Dataset listings of figures
+++
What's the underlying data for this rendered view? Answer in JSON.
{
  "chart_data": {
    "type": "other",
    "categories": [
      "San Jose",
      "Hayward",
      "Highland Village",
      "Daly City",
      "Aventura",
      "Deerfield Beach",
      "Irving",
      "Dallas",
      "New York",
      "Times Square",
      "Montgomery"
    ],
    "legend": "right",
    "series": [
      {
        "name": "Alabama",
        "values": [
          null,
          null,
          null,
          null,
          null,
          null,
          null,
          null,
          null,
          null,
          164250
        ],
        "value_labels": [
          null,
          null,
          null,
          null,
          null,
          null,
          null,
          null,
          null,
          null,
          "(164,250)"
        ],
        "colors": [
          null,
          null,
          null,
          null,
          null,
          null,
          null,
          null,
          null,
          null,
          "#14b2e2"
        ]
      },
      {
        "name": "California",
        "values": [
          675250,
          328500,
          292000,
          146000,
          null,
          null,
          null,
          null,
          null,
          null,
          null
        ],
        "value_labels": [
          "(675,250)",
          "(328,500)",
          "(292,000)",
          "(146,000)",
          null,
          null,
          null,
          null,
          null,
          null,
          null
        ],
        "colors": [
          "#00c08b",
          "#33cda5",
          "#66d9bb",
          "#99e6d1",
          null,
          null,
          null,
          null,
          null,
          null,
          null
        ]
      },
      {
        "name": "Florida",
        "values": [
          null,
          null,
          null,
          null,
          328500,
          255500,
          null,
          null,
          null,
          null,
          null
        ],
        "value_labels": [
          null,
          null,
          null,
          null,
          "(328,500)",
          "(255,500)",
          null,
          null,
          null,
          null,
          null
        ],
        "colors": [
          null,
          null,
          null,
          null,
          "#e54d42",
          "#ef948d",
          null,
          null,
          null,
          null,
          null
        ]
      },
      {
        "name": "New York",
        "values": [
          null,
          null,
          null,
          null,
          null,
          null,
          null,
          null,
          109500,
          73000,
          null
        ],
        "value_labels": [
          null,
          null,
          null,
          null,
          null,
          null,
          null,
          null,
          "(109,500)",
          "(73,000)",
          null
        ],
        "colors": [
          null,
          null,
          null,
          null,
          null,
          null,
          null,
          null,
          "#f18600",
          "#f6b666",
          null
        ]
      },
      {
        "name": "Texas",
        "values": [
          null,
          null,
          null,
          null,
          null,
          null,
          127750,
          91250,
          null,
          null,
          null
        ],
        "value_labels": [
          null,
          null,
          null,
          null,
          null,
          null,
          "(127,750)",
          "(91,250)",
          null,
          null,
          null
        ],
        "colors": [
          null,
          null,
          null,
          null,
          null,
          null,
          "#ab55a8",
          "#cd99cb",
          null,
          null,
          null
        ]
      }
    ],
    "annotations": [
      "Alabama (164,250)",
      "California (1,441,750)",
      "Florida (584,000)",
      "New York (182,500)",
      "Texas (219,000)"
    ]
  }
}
+++
:: Instructions to follow ::
Extract all the entries word for word.

:: The result ::
What's the underlying data for this rendered view? Answer in JSON.
{
  "chart_data": {
    "type": "other",
    "categories": [
      "San Jose",
      "Hayward",
      "Highland Village",
      "Daly City",
      "Aventura",
      "Deerfield Beach",
      "Irving",
      "Dallas",
      "New York",
      "Times Square",
      "Montgomery"
    ],
    "legend": "right",
    "series": [
      {
        "name": "Alabama",
        "values": [
          null,
          null,
          null,
          null,
          null,
          null,
          null,
          null,
          null,
          null,
          164250
        ],
        "value_labels": [
          null,
          null,
          null,
          null,
          null,
          null,
          null,
          null,
          null,
          null,
          "(164,250)"
        ],
        "colors": [
          null,
          null,
          null,
          null,
          null,
          null,
          null,
          null,
          null,
          null,
          "#14b2e2"
        ]
      },
      {
        "name": "California",
        "values": [
          675250,
          328500,
          292000,
          146000,
          null,
          null,
          null,
          null,
          null,
          null,
          null
        ],
        "value_labels": [
          "(675,250)",
          "(328,500)",
          "(292,000)",
          "(146,000)",
          null,
          null,
          null,
          null,
          null,
          null,
          null
        ],
        "colors": [
          "#00c08b",
          "#33cda5",
          "#66d9bb",
          "#99e6d1",
          null,
          null,
          null,
          null,
          null,
          null,
          null
        ]
      },
      {
        "name": "Florida",
        "values": [
          null,
          null,
          null,
          null,
          328500,
          255500,
          null,
          null,
          null,
          null,
          null
        ],
        "value_labels": [
          null,
          null,
          null,
          null,
          "(328,500)",
          "(255,500)",
          null,
          null,
          null,
          null,
          null
        ],
        "colors": [
          null,
          null,
          null,
          null,
          "#e54d42",
          "#ef948d",
          null,
          null,
          null,
          null,
          null
        ]
      },
      {
        "name": "New York",
        "values": [
          null,
          null,
          null,
          null,
          null,
          null,
          null,
          null,
          109500,
          73000,
          null
        ],
        "value_labels": [
          null,
          null,
          null,
          null,
          null,
          null,
          null,
          null,
          "(109,500)",
          "(73,000)",
          null
        ],
        "colors": [
          null,
          null,
          null,
          null,
          null,
          null,
          null,
          null,
          "#f18600",
          "#f6b666",
          null
        ]
      },
      {
        "name": "Texas",
        "values": [
          null,
          null,
          null,
          null,
          null,
          null,
          127750,
          91250,
          null,
          null,
          null
        ],
        "value_labels": [
          null,
          null,
          null,
          null,
          null,
          null,
          "(127,750)",
          "(91,250)",
          null,
          null,
          null
        ],
        "colors": [
          null,
          null,
          null,
          null,
          null,
          null,
          "#ab55a8",
          "#cd99cb",
          null,
          null,
          null
        ]
      }
    ],
    "annotations": [
      "Alabama (164,250)",
      "California (1,441,750)",
      "Florida (584,000)",
      "New York (182,500)",
      "Texas (219,000)"
    ]
  }
}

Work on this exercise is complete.